WHAT THE TASK ASKS:
Edit the rows below by replacing every occurrence of "remote control" with "remote controller", leaving all other text unchanged.

(Collected data)
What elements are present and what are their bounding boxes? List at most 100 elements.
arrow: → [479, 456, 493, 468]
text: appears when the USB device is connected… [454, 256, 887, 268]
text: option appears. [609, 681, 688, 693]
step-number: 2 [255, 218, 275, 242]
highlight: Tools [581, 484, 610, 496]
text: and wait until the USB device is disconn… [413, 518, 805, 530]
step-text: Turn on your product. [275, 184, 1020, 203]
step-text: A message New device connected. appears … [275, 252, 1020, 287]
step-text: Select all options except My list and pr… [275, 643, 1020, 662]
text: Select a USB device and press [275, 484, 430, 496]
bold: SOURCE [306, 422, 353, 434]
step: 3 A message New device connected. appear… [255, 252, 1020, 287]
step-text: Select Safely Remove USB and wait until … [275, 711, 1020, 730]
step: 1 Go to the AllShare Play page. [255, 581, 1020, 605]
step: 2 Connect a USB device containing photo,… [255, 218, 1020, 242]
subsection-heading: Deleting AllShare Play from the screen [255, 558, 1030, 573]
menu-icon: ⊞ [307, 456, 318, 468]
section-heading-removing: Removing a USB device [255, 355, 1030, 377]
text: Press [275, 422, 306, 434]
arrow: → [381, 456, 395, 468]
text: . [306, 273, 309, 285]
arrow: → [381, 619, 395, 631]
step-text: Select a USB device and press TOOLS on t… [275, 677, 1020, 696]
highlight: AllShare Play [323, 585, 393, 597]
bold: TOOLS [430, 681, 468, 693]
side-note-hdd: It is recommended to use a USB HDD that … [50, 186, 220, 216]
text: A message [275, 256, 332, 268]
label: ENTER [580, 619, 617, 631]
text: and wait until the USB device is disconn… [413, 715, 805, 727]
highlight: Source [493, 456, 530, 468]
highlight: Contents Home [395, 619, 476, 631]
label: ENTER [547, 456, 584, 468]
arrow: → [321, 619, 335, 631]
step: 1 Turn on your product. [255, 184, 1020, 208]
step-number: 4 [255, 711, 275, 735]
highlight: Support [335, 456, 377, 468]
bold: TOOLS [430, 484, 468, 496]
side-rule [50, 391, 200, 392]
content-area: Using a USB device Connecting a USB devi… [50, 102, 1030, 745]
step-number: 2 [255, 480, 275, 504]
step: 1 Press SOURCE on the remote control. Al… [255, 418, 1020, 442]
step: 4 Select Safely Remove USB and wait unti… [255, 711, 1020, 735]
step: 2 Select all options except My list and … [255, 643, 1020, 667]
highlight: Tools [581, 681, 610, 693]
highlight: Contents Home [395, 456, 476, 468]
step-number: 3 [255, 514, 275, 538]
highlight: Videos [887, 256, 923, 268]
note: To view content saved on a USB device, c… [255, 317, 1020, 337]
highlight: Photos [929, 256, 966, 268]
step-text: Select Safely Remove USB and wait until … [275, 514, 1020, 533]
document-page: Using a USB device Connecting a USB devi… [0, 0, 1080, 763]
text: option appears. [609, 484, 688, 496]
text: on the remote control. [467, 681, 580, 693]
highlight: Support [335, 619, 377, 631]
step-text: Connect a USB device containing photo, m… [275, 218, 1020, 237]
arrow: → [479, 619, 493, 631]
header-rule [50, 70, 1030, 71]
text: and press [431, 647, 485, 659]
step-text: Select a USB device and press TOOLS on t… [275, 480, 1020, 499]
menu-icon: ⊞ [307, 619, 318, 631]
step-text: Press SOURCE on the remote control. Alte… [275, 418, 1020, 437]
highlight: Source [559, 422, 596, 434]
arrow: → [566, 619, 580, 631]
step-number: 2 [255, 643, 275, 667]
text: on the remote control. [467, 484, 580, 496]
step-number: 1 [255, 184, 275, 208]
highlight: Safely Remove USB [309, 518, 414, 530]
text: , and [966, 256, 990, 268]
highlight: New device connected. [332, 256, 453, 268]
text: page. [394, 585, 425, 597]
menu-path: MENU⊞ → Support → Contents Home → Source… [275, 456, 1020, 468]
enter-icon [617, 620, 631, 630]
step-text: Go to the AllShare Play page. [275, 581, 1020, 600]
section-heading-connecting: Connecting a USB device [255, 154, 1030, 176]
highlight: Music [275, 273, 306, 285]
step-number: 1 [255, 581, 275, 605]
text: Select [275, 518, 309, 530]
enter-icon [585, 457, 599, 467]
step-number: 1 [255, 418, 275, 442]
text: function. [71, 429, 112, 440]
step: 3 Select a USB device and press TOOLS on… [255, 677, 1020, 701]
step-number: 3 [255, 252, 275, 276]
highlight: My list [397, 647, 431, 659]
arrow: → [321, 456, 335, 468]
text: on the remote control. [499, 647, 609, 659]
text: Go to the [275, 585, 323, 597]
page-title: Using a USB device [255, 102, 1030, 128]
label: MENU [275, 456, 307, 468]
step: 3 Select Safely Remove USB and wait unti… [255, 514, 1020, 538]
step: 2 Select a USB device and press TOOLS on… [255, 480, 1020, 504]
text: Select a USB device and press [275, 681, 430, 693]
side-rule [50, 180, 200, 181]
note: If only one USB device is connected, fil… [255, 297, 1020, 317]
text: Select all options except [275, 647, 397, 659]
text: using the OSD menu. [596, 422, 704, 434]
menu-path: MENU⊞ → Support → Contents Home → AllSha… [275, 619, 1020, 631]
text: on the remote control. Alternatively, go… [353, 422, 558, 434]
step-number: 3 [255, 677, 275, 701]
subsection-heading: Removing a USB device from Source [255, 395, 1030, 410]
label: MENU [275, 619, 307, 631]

FULL ANSWER:
What elements are present and what are their bounding boxes? List at most 100 elements.
arrow: → [479, 456, 493, 468]
text: appears when the USB device is connected… [454, 256, 887, 268]
text: option appears. [609, 681, 688, 693]
step-number: 2 [255, 218, 275, 242]
highlight: Tools [581, 484, 610, 496]
text: and wait until the USB device is disconn… [413, 518, 805, 530]
step-text: Turn on your product. [275, 184, 1020, 203]
step-text: A message New device connected. appears … [275, 252, 1020, 287]
step-text: Select all options except My list and pr… [275, 643, 1020, 662]
text: Select a USB device and press [275, 484, 430, 496]
bold: SOURCE [306, 422, 353, 434]
step: 3 A message New device connected. appear… [255, 252, 1020, 287]
step-text: Select Safely Remove USB and wait until … [275, 711, 1020, 730]
step: 1 Go to the AllShare Play page. [255, 581, 1020, 605]
step: 2 Connect a USB device containing photo,… [255, 218, 1020, 242]
subsection-heading: Deleting AllShare Play from the screen [255, 558, 1030, 573]
menu-icon: ⊞ [307, 456, 318, 468]
section-heading-removing: Removing a USB device [255, 355, 1030, 377]
text: Press [275, 422, 306, 434]
arrow: → [381, 456, 395, 468]
text: . [306, 273, 309, 285]
arrow: → [381, 619, 395, 631]
step-text: Select a USB device and press TOOLS on t… [275, 677, 1020, 696]
highlight: AllShare Play [323, 585, 393, 597]
bold: TOOLS [430, 681, 468, 693]
side-note-hdd: It is recommended to use a USB HDD that … [50, 186, 220, 216]
text: A message [275, 256, 332, 268]
label: ENTER [580, 619, 617, 631]
text: and wait until the USB device is disconn… [413, 715, 805, 727]
highlight: Source [493, 456, 530, 468]
highlight: Contents Home [395, 619, 476, 631]
label: ENTER [547, 456, 584, 468]
arrow: → [321, 619, 335, 631]
step: 1 Turn on your product. [255, 184, 1020, 208]
step-number: 4 [255, 711, 275, 735]
highlight: Support [335, 456, 377, 468]
bold: TOOLS [430, 484, 468, 496]
side-rule [50, 391, 200, 392]
content-area: Using a USB device Connecting a USB devi… [50, 102, 1030, 745]
step-number: 2 [255, 480, 275, 504]
step: 1 Press SOURCE on the remote controller. Al… [255, 418, 1020, 442]
step: 4 Select Safely Remove USB and wait unti… [255, 711, 1020, 735]
step: 2 Select all options except My list and … [255, 643, 1020, 667]
highlight: Tools [581, 681, 610, 693]
highlight: Contents Home [395, 456, 476, 468]
step-number: 3 [255, 514, 275, 538]
highlight: Videos [887, 256, 923, 268]
note: To view content saved on a USB device, c… [255, 317, 1020, 337]
highlight: Photos [929, 256, 966, 268]
step-text: Select Safely Remove USB and wait until … [275, 514, 1020, 533]
document-page: Using a USB device Connecting a USB devi… [0, 0, 1080, 763]
text: option appears. [609, 484, 688, 496]
text: on the remote controller. [467, 681, 580, 693]
highlight: Support [335, 619, 377, 631]
step-text: Connect a USB device containing photo, m… [275, 218, 1020, 237]
arrow: → [479, 619, 493, 631]
header-rule [50, 70, 1030, 71]
text: and press [431, 647, 485, 659]
step-text: Select a USB device and press TOOLS on t… [275, 480, 1020, 499]
menu-icon: ⊞ [307, 619, 318, 631]
step-text: Press SOURCE on the remote controller. Alte… [275, 418, 1020, 437]
highlight: Source [559, 422, 596, 434]
arrow: → [566, 619, 580, 631]
step-number: 2 [255, 643, 275, 667]
text: on the remote controller. [467, 484, 580, 496]
step-number: 1 [255, 184, 275, 208]
highlight: Safely Remove USB [309, 518, 414, 530]
text: , and [966, 256, 990, 268]
highlight: New device connected. [332, 256, 453, 268]
text: page. [394, 585, 425, 597]
menu-path: MENU⊞ → Support → Contents Home → Source… [275, 456, 1020, 468]
enter-icon [617, 620, 631, 630]
step-text: Go to the AllShare Play page. [275, 581, 1020, 600]
section-heading-connecting: Connecting a USB device [255, 154, 1030, 176]
highlight: Music [275, 273, 306, 285]
step-number: 1 [255, 581, 275, 605]
text: Select [275, 518, 309, 530]
enter-icon [585, 457, 599, 467]
step-number: 1 [255, 418, 275, 442]
text: function. [71, 429, 112, 440]
step: 3 Select a USB device and press TOOLS on… [255, 677, 1020, 701]
step-number: 3 [255, 252, 275, 276]
highlight: My list [397, 647, 431, 659]
arrow: → [321, 456, 335, 468]
text: on the remote controller. [499, 647, 609, 659]
text: Go to the [275, 585, 323, 597]
page-title: Using a USB device [255, 102, 1030, 128]
label: MENU [275, 456, 307, 468]
step: 3 Select Safely Remove USB and wait unti… [255, 514, 1020, 538]
step: 2 Select a USB device and press TOOLS on… [255, 480, 1020, 504]
text: Select a USB device and press [275, 681, 430, 693]
side-rule [50, 180, 200, 181]
note: If only one USB device is connected, fil… [255, 297, 1020, 317]
text: Select all options except [275, 647, 397, 659]
text: using the OSD menu. [596, 422, 704, 434]
menu-path: MENU⊞ → Support → Contents Home → AllSha… [275, 619, 1020, 631]
text: on the remote controller. Alternatively, go… [353, 422, 558, 434]
step-number: 3 [255, 677, 275, 701]
subsection-heading: Removing a USB device from Source [255, 395, 1030, 410]
label: MENU [275, 619, 307, 631]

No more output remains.